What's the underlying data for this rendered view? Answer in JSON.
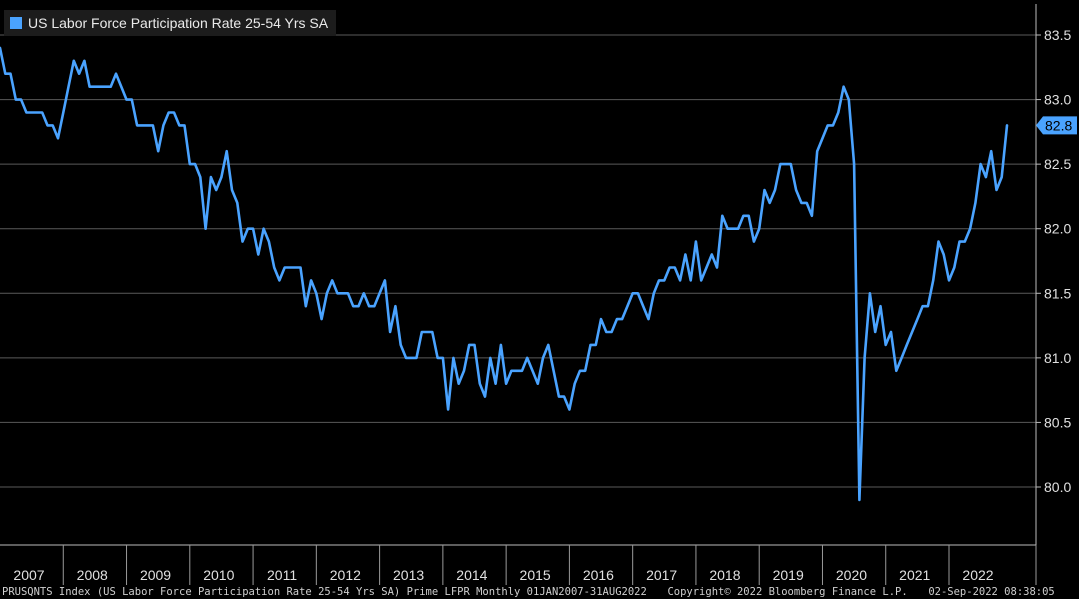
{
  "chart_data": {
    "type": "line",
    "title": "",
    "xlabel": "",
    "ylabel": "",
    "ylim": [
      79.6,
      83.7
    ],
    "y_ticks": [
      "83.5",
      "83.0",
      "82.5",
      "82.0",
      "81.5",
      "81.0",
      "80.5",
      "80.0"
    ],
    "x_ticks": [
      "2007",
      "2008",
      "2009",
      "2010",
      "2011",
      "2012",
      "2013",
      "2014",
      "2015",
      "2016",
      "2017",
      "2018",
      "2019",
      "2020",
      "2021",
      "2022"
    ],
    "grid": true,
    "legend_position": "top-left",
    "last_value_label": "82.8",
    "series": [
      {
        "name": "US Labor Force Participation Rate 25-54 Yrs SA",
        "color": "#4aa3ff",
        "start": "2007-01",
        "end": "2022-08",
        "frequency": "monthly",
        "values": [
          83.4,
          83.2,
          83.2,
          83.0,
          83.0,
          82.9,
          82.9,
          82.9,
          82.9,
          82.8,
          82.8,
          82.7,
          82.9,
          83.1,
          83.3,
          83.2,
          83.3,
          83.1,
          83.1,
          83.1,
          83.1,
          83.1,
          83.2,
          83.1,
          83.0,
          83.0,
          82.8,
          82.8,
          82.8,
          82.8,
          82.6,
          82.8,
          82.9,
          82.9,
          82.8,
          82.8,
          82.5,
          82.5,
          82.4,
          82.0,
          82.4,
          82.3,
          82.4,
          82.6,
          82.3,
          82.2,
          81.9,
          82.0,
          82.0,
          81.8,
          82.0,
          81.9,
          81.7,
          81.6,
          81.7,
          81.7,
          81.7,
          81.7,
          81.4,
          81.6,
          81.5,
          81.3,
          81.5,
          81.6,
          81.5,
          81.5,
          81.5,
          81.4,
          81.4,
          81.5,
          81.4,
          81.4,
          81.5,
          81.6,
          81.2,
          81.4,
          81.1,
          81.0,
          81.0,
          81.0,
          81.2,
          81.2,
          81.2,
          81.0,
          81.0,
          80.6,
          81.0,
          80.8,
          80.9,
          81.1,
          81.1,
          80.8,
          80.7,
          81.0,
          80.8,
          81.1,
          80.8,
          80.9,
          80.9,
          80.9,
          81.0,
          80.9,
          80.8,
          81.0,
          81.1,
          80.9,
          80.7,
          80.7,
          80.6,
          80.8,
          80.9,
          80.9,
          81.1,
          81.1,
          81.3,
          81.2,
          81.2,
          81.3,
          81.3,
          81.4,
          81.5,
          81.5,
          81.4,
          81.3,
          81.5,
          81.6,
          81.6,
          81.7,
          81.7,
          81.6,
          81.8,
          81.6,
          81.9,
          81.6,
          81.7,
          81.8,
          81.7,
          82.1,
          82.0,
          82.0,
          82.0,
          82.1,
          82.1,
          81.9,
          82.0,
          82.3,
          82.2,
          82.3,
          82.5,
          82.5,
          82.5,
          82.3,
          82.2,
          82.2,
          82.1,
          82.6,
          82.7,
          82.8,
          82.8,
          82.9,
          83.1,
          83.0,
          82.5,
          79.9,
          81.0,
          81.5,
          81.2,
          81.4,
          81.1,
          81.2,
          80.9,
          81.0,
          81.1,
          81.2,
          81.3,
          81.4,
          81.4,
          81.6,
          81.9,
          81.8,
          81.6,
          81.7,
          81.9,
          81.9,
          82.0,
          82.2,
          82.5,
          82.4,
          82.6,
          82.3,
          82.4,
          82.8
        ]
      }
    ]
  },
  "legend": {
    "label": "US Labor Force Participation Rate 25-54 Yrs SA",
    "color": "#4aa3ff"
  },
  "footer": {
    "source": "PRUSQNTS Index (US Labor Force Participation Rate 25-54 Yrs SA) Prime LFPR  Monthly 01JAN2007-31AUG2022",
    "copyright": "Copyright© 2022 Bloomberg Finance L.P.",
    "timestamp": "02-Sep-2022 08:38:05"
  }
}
* * * * *
• What to do:
Reproduce each line of the material containing the word "Labor".

• Solved problem:
        "name": "US Labor Force Participation Rate 25-54 Yrs SA",
    "label": "US Labor Force Participation Rate 25-54 Yrs SA",
    "source": "PRUSQNTS Index (US Labor Force Participation Rate 25-54 Yrs SA) Prime LFPR  Monthly 01JAN2007-31AUG2022",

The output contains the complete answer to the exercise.